Description de la tâche
Relevez, dans l'extrait biographique consacré à Matho, toutes les villes d'Allemagne dont les festivals sont cités.

Extrait du document
Matho, née Mathilde, Angèle, Berthe Dumont, le 16 décembre 1935 à Courbevoie est morte le 19 novembre 2023 à Tremblay-en-France.
Biographie
Pinok et Matho se rencontrent en 1959 à l’École normale d’éducation physique (ENSEP) de Châtenay-Malabry, la première y étant alors professeure, la seconde étudiante. C’est Mireille Fromantel, professeur de danse à l’ENSEP, qui détecte à travers leurs différences, leur complémentarité artistique et les incite à travailler ensemble. Pinok est brune, de gabarit moyen, d’apparence frêle et introvertie ; Matho est blonde, grande, charpentée, extravertie.
Le tandem Pinok et Matho montre pour la première fois deux femmes qui jouent sur leur androgynéité, telle leur figure scénique emblématique "Totem" qui contient à la fois le féminin et le masculin . 'Elles entrent en scène comme des êtres androgynes qui déjouent les sexes avec férocité et inquiétude à la fois' [3]
Dans une époque qui vise à réinventer le jeu du corps sur la scène, Pinok et Matho, n’aspirent pas à inventer un vocabulaire gestuel, mais cherchent à donner du sens et de la voix au corps[2]. Ayant fait « le choix du neutre » pour reprendre l’expression d’Hannah Arendt[2], elles construisent leurs spectacles à partir de l'existence humaine et non spécifiquement l'existence des femmes.
Pour montrer le monde, leur monde, elles inventent des possibilités de discours corporel. Elles fusionnent les formes et les techniques, pouvant passer de la pantomime ancienne à un jeu expressionniste[2]. 'Pinok et Matho avec des yeux de pierre, des gestes coupants, des corps anonymes et durs de mauvais anges recréent une fête en bordure des gouffres…. Ceux qui aiment le fantastique, l’irréel et les étranges sous-entendus de l’humain trouveront certainement quelque choses pour nourrir leurs angoisses, leurs obsessions et leur besoin de beauté'[4]
Parcours artistique et pédagogique
Dès 1962 Pinok et Matho créent à Paris leurs premiers spectacles de mime.
Elles font des tournées en France et à l'international, participent à des festivals et manifestations exceptionnelles, dont, entre autres, l’exposition universelle de 1967 à Montréal, - en Allemagne : les festivals de Cologne en 1980 et 1982, Karlsruhe et Mayence (1986), Stuttgart (1988 et 1990), - au Canada : celui de Winnipeg en1986, en Espagne : à Barcelone, Pampelune et Villanova (1982) ;
Elles animent de nombreux stages et enseignent entre autres au Canada (universités d’Ottawa, Laval[5], Montréal), en Allemagne (universités de Hanovre, Mayence), aux Hautes Études théâtrales de la Sorbonne…
Orientant leurs travaux vers une dynamique de la création, elles ouvrent en 1962 à Paris leur école, le TEMP (Théâtre École Mouvement et Pensée). Leur formation sportive et le travail créatif à l’origine de leurs spectacles les conduisent à reconsidérer une pédagogie ouverte qui ne serait pas basée sur la seule imitation du maître[2]. Elles privilégient alors dès 1962 le terme d’ «expression corporelle», déjà utilisé par Jacques Copeau, qui leur semble moins limité que le mot «mime » et englobe à la fois la notion d’entraînement et d’expression personnelle[2].

Lignes d'annotation de coordonnées

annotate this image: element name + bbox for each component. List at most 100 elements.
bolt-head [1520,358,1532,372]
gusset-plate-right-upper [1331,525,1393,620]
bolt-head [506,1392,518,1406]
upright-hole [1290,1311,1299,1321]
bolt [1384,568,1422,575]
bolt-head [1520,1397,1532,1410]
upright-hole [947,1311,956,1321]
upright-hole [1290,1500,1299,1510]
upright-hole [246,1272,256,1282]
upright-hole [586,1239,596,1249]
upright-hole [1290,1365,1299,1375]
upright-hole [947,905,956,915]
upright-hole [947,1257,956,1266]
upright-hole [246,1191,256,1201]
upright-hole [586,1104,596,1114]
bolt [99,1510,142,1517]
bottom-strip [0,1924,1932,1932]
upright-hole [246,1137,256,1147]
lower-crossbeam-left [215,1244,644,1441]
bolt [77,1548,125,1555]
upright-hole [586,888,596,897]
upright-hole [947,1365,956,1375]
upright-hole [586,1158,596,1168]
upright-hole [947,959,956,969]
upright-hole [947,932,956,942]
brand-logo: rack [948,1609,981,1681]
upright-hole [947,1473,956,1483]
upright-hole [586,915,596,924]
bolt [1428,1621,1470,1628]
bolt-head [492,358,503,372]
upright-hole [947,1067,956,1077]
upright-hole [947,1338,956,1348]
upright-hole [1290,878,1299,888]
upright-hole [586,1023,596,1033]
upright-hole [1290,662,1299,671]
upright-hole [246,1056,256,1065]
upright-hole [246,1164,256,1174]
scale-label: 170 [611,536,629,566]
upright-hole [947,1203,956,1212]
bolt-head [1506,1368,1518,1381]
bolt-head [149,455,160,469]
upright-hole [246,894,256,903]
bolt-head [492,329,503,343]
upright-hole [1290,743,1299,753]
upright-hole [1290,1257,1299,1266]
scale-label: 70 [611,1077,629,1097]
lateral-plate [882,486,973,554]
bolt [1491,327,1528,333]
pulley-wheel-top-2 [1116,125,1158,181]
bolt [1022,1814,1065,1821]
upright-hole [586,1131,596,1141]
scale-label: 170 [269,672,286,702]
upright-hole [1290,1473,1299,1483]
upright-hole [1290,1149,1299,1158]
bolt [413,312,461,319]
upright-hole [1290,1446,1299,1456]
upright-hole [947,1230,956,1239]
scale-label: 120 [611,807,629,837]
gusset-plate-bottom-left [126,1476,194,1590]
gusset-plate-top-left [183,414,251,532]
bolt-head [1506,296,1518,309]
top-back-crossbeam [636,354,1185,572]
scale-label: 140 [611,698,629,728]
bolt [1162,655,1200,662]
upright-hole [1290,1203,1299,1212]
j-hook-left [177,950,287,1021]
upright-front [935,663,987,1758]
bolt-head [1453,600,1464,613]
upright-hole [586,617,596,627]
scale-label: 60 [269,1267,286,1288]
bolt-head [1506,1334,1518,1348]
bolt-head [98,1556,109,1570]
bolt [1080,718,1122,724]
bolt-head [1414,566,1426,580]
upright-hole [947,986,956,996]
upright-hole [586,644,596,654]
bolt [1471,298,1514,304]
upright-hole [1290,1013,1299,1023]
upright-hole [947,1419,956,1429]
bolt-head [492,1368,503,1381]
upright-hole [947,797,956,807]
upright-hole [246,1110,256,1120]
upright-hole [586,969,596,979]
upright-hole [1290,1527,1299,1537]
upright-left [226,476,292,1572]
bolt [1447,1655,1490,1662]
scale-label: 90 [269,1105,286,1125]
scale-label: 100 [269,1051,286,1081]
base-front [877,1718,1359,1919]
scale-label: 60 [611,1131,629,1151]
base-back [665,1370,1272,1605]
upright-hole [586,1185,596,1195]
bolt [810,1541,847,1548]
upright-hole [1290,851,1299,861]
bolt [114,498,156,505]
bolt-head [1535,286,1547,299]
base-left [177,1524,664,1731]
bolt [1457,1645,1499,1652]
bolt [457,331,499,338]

Réponse
Cologne, Karlsruhe, Mayence, Stuttgart